** WORK INSTRUCTIONS **
Starting at the line below that contains "What text is on this page?", print each line through the end of the records exactly as it appears.

** SUPPLIED INFORMATION **

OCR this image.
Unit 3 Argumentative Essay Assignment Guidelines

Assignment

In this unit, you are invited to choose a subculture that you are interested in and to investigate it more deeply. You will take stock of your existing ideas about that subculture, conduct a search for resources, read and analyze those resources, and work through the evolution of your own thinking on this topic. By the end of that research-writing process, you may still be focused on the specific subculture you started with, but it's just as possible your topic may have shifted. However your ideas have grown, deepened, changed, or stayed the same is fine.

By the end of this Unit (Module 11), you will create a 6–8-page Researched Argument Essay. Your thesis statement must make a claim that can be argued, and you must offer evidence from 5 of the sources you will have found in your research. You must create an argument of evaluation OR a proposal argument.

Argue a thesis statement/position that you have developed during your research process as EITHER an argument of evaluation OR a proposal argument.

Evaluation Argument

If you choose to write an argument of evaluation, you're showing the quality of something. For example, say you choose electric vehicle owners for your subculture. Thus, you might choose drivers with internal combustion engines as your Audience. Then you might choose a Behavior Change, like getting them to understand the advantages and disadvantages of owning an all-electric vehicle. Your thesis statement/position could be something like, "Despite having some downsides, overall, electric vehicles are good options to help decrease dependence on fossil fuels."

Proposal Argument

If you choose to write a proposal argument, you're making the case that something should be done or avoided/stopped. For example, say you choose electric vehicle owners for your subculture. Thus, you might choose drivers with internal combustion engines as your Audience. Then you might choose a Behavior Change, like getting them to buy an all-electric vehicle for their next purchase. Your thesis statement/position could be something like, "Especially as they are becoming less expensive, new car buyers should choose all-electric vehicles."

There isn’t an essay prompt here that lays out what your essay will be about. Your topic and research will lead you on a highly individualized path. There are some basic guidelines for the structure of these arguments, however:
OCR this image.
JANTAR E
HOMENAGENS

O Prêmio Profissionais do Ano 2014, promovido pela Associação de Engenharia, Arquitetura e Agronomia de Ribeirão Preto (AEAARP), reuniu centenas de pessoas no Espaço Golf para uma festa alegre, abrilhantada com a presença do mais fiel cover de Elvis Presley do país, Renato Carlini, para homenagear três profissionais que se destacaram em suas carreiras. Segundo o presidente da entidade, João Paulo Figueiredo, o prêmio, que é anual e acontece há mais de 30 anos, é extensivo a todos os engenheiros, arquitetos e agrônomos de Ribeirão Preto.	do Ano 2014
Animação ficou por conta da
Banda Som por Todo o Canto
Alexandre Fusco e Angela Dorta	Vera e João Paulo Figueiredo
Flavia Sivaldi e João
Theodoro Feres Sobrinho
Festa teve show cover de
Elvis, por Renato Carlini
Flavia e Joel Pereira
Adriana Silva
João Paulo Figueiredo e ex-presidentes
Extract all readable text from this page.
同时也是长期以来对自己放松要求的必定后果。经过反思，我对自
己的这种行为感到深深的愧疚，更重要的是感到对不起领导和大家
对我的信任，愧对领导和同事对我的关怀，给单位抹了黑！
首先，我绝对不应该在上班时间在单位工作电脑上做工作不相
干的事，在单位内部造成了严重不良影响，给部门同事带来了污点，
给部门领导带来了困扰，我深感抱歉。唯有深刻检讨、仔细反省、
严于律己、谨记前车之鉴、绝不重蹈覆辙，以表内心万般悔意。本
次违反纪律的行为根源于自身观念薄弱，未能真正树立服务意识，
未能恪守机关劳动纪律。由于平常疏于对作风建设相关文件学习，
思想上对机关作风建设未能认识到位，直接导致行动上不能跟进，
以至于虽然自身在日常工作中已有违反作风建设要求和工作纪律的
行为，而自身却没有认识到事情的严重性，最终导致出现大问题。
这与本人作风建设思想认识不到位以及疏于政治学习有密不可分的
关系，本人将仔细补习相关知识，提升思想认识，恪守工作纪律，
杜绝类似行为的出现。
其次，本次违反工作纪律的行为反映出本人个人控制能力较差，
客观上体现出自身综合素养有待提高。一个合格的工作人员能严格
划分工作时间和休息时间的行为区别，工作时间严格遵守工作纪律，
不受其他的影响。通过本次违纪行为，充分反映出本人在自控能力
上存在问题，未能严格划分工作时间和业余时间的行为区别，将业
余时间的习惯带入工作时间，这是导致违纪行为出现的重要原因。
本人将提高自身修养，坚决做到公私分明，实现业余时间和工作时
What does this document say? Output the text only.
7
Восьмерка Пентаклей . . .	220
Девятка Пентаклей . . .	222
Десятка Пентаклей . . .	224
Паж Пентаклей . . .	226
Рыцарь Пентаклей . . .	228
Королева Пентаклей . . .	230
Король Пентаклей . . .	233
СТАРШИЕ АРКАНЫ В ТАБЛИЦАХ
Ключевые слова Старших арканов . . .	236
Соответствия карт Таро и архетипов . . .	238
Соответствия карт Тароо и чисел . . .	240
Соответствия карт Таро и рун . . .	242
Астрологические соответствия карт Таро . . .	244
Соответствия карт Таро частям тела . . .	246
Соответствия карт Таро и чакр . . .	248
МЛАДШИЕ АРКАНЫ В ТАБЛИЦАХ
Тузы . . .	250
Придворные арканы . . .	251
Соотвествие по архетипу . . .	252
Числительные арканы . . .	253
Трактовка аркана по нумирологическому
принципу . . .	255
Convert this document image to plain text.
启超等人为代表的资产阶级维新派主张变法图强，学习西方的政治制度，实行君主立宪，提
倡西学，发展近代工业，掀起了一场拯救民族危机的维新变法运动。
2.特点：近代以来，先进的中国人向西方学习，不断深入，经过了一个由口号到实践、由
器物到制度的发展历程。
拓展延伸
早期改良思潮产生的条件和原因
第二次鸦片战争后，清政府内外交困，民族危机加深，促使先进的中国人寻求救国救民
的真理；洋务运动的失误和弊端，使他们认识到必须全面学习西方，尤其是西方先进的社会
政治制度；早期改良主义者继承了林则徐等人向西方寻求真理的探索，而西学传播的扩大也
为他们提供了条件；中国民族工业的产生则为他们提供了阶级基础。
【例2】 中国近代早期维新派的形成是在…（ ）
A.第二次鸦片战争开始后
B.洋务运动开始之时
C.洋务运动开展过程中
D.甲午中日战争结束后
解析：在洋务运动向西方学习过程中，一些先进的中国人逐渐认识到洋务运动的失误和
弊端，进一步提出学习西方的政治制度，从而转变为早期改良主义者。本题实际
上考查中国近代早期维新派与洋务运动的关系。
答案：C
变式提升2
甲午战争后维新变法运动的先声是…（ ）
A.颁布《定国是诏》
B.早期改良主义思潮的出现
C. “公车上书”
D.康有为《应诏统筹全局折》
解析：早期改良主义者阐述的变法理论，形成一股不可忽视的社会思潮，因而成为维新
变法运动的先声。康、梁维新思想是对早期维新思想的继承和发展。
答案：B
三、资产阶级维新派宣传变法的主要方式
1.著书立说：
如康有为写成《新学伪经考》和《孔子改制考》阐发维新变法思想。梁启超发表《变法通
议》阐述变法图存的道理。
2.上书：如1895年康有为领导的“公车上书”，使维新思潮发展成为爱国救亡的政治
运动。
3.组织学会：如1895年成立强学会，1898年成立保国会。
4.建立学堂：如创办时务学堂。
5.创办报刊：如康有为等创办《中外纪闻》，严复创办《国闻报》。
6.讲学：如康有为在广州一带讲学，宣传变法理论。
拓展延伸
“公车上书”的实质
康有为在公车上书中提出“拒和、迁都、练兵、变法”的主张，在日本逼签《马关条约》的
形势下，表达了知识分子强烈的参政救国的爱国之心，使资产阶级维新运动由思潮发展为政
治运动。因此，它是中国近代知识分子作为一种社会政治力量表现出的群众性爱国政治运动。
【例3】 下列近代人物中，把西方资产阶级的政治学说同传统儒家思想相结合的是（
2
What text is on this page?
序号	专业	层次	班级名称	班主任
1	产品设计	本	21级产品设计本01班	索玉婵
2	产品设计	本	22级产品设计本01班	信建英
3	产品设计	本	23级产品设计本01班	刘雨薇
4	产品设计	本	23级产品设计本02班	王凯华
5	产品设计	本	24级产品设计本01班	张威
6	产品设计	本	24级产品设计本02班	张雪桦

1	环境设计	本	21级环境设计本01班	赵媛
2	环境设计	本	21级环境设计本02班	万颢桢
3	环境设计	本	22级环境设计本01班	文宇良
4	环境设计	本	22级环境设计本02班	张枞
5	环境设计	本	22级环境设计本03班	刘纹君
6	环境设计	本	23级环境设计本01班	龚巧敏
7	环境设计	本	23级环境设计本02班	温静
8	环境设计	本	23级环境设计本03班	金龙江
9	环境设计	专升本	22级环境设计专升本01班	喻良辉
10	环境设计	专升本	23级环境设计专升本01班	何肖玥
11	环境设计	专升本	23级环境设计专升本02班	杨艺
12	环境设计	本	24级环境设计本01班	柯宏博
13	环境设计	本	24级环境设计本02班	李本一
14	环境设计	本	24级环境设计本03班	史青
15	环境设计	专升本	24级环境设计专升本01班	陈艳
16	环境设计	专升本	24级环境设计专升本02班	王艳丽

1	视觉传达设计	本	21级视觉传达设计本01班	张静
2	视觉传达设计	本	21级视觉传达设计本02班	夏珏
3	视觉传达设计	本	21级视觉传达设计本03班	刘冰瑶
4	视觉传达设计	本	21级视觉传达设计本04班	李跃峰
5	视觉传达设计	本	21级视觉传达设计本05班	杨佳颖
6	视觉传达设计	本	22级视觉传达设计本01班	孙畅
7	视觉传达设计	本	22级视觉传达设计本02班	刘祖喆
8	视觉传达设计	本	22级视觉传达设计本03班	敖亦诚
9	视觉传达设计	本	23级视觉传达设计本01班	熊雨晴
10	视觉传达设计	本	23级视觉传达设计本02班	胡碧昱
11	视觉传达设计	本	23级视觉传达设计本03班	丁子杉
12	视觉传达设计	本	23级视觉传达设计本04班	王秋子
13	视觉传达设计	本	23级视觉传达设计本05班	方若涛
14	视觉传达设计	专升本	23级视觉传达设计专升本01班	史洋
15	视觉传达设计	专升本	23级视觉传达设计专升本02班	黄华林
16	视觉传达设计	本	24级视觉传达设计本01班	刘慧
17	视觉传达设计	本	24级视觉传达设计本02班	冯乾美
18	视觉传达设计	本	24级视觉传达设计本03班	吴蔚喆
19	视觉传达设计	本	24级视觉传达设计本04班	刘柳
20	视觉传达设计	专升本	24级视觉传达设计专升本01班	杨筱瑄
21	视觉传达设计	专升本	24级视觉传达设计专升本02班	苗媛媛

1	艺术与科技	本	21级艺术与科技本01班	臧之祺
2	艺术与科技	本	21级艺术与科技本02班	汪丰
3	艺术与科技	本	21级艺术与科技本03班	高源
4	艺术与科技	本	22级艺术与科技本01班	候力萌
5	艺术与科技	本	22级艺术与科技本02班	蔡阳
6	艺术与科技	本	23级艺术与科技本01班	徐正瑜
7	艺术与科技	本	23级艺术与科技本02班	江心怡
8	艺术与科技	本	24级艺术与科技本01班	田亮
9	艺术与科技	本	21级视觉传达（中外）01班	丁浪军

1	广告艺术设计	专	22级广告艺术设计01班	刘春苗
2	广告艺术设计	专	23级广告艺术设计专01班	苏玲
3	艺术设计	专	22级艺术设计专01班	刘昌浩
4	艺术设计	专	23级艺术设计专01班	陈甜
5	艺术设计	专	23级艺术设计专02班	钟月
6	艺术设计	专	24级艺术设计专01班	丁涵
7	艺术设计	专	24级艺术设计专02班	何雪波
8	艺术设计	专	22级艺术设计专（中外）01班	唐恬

** FINISHED EXERCISE **
What text is on this page?
序号	专业	层次	班级名称	班主任
1	产品设计	本	21级产品设计本01班	索玉婵
2	产品设计	本	22级产品设计本01班	信建英
3	产品设计	本	23级产品设计本01班	刘雨薇
4	产品设计	本	23级产品设计本02班	王凯华
5	产品设计	本	24级产品设计本01班	张威
6	产品设计	本	24级产品设计本02班	张雪桦

1	环境设计	本	21级环境设计本01班	赵媛
2	环境设计	本	21级环境设计本02班	万颢桢
3	环境设计	本	22级环境设计本01班	文宇良
4	环境设计	本	22级环境设计本02班	张枞
5	环境设计	本	22级环境设计本03班	刘纹君
6	环境设计	本	23级环境设计本01班	龚巧敏
7	环境设计	本	23级环境设计本02班	温静
8	环境设计	本	23级环境设计本03班	金龙江
9	环境设计	专升本	22级环境设计专升本01班	喻良辉
10	环境设计	专升本	23级环境设计专升本01班	何肖玥
11	环境设计	专升本	23级环境设计专升本02班	杨艺
12	环境设计	本	24级环境设计本01班	柯宏博
13	环境设计	本	24级环境设计本02班	李本一
14	环境设计	本	24级环境设计本03班	史青
15	环境设计	专升本	24级环境设计专升本01班	陈艳
16	环境设计	专升本	24级环境设计专升本02班	王艳丽

1	视觉传达设计	本	21级视觉传达设计本01班	张静
2	视觉传达设计	本	21级视觉传达设计本02班	夏珏
3	视觉传达设计	本	21级视觉传达设计本03班	刘冰瑶
4	视觉传达设计	本	21级视觉传达设计本04班	李跃峰
5	视觉传达设计	本	21级视觉传达设计本05班	杨佳颖
6	视觉传达设计	本	22级视觉传达设计本01班	孙畅
7	视觉传达设计	本	22级视觉传达设计本02班	刘祖喆
8	视觉传达设计	本	22级视觉传达设计本03班	敖亦诚
9	视觉传达设计	本	23级视觉传达设计本01班	熊雨晴
10	视觉传达设计	本	23级视觉传达设计本02班	胡碧昱
11	视觉传达设计	本	23级视觉传达设计本03班	丁子杉
12	视觉传达设计	本	23级视觉传达设计本04班	王秋子
13	视觉传达设计	本	23级视觉传达设计本05班	方若涛
14	视觉传达设计	专升本	23级视觉传达设计专升本01班	史洋
15	视觉传达设计	专升本	23级视觉传达设计专升本02班	黄华林
16	视觉传达设计	本	24级视觉传达设计本01班	刘慧
17	视觉传达设计	本	24级视觉传达设计本02班	冯乾美
18	视觉传达设计	本	24级视觉传达设计本03班	吴蔚喆
19	视觉传达设计	本	24级视觉传达设计本04班	刘柳
20	视觉传达设计	专升本	24级视觉传达设计专升本01班	杨筱瑄
21	视觉传达设计	专升本	24级视觉传达设计专升本02班	苗媛媛

1	艺术与科技	本	21级艺术与科技本01班	臧之祺
2	艺术与科技	本	21级艺术与科技本02班	汪丰
3	艺术与科技	本	21级艺术与科技本03班	高源
4	艺术与科技	本	22级艺术与科技本01班	候力萌
5	艺术与科技	本	22级艺术与科技本02班	蔡阳
6	艺术与科技	本	23级艺术与科技本01班	徐正瑜
7	艺术与科技	本	23级艺术与科技本02班	江心怡
8	艺术与科技	本	24级艺术与科技本01班	田亮
9	艺术与科技	本	21级视觉传达（中外）01班	丁浪军

1	广告艺术设计	专	22级广告艺术设计01班	刘春苗
2	广告艺术设计	专	23级广告艺术设计专01班	苏玲
3	艺术设计	专	22级艺术设计专01班	刘昌浩
4	艺术设计	专	23级艺术设计专01班	陈甜
5	艺术设计	专	23级艺术设计专02班	钟月
6	艺术设计	专	24级艺术设计专01班	丁涵
7	艺术设计	专	24级艺术设计专02班	何雪波
8	艺术设计	专	22级艺术设计专（中外）01班	唐恬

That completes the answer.